= Aim of the exercise =
Scan the entries below for the word "лицо". Copy each line that has it.

[Data items]

## start

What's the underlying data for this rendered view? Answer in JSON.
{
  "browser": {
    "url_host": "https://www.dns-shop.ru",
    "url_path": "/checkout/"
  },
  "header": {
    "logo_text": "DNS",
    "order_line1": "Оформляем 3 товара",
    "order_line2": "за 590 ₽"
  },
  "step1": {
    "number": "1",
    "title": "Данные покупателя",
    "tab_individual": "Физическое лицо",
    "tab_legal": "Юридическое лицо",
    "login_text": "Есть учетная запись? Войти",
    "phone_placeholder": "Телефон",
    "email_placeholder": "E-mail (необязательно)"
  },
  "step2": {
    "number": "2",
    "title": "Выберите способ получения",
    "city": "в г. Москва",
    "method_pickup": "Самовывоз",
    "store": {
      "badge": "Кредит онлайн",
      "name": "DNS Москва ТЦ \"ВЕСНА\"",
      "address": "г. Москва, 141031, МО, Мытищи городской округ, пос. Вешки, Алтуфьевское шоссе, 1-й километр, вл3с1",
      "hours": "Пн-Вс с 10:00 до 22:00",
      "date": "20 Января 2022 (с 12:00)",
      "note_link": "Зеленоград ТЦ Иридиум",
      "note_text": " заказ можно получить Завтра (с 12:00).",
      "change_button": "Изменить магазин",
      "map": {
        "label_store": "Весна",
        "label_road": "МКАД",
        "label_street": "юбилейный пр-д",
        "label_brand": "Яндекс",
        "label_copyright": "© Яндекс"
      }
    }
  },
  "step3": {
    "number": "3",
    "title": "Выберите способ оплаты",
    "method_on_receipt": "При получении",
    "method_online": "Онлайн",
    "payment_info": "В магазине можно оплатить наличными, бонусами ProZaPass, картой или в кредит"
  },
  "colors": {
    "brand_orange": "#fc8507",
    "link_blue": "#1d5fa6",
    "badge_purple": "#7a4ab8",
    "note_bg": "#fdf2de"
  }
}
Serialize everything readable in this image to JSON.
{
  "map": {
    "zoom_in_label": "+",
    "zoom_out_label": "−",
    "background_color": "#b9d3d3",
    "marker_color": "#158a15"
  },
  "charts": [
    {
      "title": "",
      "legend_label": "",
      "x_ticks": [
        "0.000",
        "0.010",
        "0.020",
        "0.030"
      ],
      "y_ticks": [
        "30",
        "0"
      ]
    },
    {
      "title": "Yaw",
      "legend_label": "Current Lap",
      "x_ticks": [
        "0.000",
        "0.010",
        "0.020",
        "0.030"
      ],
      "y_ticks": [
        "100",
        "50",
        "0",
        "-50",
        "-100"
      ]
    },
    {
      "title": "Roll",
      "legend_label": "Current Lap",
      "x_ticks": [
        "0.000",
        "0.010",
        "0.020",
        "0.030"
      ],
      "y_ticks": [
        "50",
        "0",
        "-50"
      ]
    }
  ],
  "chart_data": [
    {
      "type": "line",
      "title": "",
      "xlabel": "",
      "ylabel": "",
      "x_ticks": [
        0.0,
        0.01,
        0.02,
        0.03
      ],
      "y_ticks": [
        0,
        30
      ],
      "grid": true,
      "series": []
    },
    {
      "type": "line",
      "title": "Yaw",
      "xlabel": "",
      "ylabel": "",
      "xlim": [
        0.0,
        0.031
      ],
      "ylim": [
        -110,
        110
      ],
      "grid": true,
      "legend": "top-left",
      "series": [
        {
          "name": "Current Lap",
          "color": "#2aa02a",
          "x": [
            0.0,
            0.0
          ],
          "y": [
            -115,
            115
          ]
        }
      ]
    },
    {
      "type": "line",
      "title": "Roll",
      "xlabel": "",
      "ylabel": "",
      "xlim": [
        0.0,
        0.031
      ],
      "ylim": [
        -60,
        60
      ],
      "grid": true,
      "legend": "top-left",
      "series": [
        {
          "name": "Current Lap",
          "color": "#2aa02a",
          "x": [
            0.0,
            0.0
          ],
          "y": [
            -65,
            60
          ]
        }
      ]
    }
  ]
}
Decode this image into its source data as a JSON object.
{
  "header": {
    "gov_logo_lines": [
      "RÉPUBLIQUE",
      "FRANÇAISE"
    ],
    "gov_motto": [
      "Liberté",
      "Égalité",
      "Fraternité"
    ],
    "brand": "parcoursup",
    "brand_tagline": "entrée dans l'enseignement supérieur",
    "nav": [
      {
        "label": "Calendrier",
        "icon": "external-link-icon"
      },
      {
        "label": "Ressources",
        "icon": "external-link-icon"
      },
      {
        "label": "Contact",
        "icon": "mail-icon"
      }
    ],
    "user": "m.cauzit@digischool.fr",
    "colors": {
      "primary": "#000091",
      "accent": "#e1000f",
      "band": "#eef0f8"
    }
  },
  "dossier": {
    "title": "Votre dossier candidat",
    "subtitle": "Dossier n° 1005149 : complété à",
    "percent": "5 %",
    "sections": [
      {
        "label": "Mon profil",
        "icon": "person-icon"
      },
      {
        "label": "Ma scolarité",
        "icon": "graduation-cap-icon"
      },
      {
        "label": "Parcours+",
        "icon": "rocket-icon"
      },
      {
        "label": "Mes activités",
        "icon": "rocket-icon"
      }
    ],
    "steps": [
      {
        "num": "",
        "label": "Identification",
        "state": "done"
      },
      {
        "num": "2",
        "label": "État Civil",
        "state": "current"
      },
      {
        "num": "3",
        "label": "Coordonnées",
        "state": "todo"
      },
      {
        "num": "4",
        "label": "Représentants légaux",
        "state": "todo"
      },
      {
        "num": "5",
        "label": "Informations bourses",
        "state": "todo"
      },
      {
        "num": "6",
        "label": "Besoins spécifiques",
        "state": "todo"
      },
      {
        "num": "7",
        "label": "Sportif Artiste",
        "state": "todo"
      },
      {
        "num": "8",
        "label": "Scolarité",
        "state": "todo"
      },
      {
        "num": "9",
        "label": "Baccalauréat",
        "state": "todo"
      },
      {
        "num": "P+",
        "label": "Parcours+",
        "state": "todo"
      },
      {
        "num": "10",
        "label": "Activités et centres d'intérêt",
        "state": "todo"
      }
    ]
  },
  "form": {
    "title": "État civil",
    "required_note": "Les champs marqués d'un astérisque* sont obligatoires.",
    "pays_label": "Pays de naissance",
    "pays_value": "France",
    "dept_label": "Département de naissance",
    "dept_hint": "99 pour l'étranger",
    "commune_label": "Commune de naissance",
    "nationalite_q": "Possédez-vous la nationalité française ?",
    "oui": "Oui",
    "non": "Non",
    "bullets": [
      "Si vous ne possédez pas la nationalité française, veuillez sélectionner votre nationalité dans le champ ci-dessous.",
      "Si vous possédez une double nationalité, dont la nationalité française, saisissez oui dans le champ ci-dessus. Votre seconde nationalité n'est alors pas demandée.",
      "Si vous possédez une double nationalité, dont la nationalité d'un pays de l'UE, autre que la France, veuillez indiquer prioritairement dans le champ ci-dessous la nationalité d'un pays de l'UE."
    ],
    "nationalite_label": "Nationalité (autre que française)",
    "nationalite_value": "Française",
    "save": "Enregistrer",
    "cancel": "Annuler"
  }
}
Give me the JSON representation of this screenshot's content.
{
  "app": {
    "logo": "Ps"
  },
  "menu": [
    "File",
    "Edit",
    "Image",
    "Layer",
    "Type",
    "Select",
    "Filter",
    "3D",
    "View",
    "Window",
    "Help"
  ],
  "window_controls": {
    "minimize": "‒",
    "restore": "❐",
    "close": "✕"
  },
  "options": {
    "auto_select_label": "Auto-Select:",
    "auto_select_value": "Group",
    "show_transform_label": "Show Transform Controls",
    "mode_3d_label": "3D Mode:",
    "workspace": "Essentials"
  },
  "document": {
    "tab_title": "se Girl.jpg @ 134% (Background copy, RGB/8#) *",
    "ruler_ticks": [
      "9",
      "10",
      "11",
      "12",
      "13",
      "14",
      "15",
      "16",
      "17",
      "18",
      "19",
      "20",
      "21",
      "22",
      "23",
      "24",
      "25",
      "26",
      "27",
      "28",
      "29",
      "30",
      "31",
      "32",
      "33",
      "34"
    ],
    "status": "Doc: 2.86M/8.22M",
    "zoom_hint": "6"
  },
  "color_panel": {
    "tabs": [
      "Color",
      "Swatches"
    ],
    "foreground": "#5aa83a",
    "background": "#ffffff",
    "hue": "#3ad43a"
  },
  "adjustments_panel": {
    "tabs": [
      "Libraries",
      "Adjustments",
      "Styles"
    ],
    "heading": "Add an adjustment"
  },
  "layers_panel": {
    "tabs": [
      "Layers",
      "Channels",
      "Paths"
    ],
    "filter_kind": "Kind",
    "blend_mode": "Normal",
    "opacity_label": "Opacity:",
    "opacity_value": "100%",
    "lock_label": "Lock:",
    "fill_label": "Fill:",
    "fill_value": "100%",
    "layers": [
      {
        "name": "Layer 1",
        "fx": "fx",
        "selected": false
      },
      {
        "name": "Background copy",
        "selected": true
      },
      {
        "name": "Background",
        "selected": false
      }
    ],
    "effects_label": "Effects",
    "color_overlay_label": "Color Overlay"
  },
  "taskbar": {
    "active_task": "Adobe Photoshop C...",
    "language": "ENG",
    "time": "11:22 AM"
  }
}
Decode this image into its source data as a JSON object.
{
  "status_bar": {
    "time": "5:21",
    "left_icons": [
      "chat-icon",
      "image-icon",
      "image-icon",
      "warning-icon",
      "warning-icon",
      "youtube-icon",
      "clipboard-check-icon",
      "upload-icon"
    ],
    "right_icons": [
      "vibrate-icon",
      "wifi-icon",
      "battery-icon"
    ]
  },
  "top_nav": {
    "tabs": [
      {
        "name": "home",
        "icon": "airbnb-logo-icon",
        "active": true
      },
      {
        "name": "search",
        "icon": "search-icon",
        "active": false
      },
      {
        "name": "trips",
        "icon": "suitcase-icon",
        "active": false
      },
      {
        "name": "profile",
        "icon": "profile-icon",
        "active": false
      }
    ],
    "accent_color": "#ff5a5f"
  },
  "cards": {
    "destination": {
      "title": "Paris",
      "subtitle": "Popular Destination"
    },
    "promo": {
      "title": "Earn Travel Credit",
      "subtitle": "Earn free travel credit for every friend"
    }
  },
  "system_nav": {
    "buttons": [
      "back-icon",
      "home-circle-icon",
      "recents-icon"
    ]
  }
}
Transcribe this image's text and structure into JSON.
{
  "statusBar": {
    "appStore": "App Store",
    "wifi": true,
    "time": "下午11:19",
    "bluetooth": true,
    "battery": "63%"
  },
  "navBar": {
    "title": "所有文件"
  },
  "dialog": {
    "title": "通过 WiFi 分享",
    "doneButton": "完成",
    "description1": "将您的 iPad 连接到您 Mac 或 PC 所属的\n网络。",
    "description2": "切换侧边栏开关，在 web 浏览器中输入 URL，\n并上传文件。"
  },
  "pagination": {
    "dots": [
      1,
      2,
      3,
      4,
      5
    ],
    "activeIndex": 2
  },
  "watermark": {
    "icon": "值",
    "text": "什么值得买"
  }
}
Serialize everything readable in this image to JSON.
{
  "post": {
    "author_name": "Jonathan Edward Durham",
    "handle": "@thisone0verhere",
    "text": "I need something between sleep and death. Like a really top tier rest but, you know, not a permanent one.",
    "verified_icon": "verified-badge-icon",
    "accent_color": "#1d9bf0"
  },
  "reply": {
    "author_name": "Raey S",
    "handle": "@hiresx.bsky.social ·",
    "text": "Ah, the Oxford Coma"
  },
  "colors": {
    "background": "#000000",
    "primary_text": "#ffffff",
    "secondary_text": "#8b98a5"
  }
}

## end

= Full answer =
    "tab_individual": "Физическое лицо",
    "tab_legal": "Юридическое лицо",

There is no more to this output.